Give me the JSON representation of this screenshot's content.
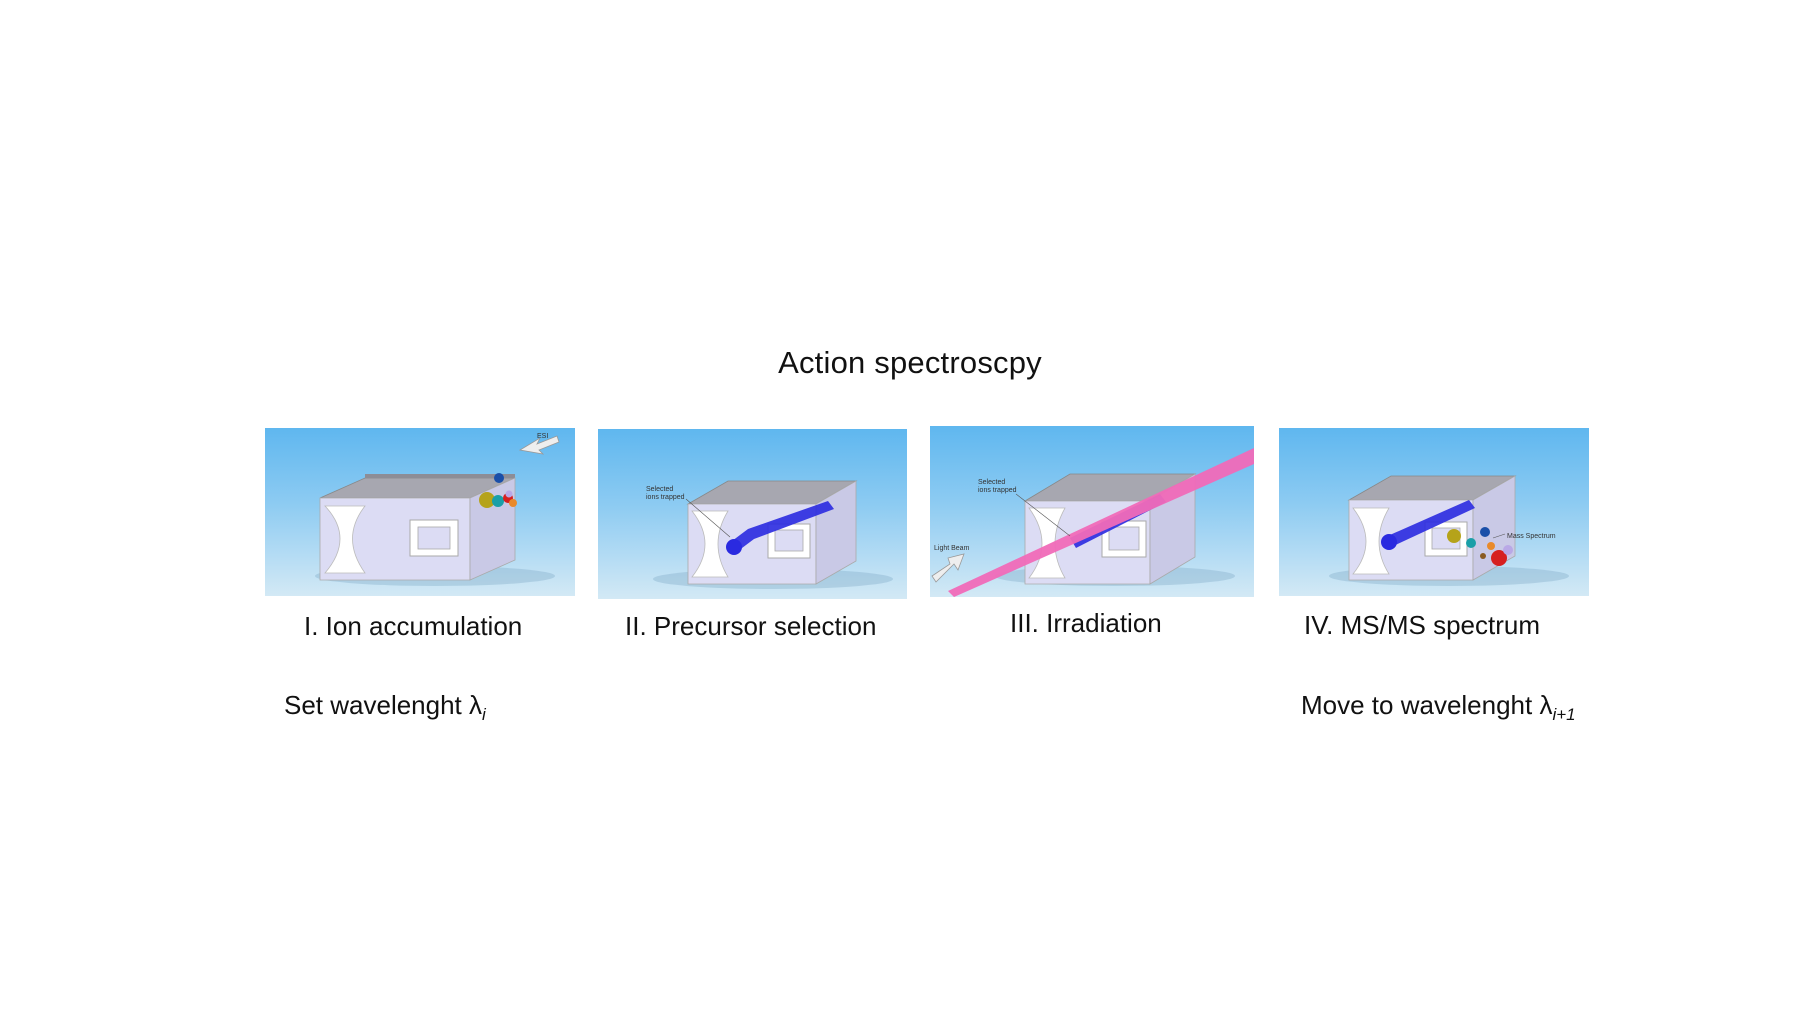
{
  "title": "Action spectroscpy",
  "steps": [
    {
      "label": "I. Ion accumulation",
      "annotation": "ESI"
    },
    {
      "label": "II. Precursor selection",
      "annotation_1": "Selected",
      "annotation_2": "ions trapped"
    },
    {
      "label": "III. Irradiation",
      "annotation_1": "Selected",
      "annotation_2": "ions trapped",
      "beam_label": "Light Beam"
    },
    {
      "label": "IV. MS/MS spectrum",
      "annotation": "Mass Spectrum"
    }
  ],
  "notes": {
    "left_text": "Set wavelenght λ",
    "left_sub": "i",
    "right_text": "Move to wavelenght λ",
    "right_sub": "i+1"
  },
  "colors": {
    "sky_top": "#5fb7ef",
    "trap_body": "#dcdcf4",
    "trap_top": "#9a9aa4",
    "ion_cloud": "#2a2ae0",
    "laser_beam": "#f06ab8"
  }
}
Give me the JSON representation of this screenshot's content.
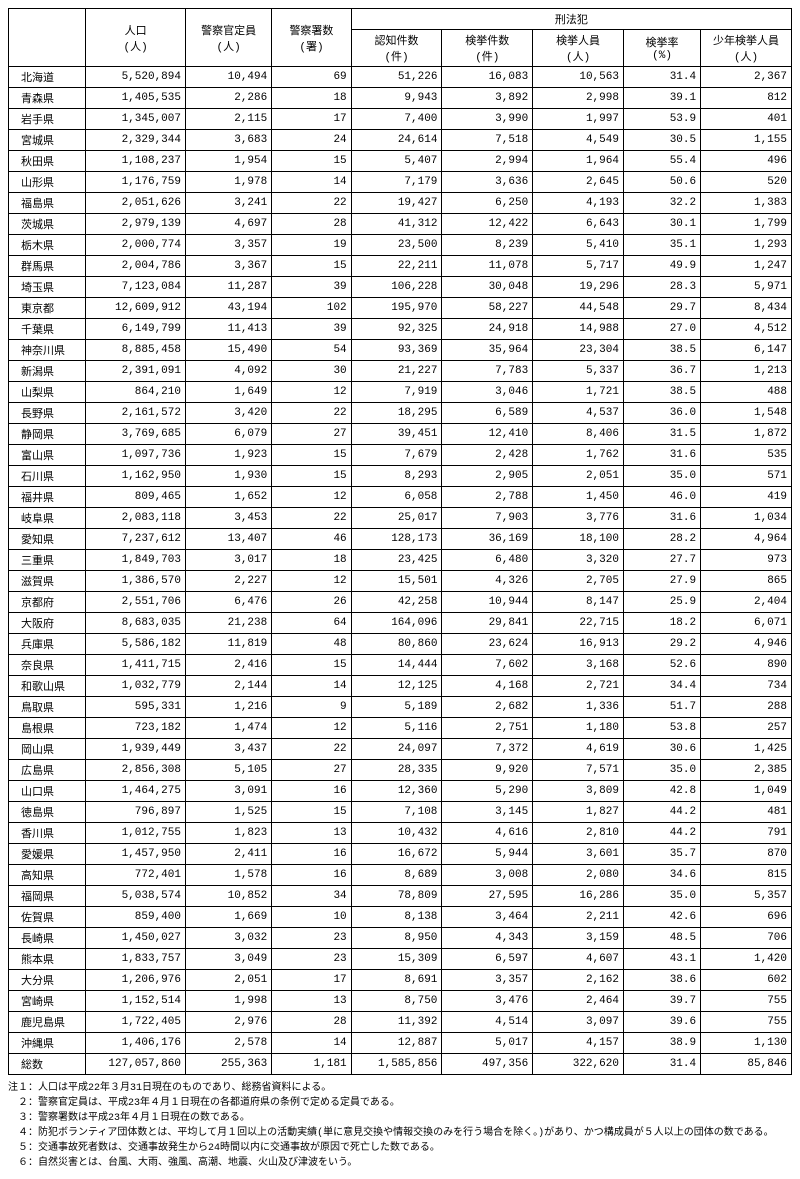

━━━━━━━━

Of the lines above, how many contain the string "trapped"? Only the number is required.

*Output of the exercise*
2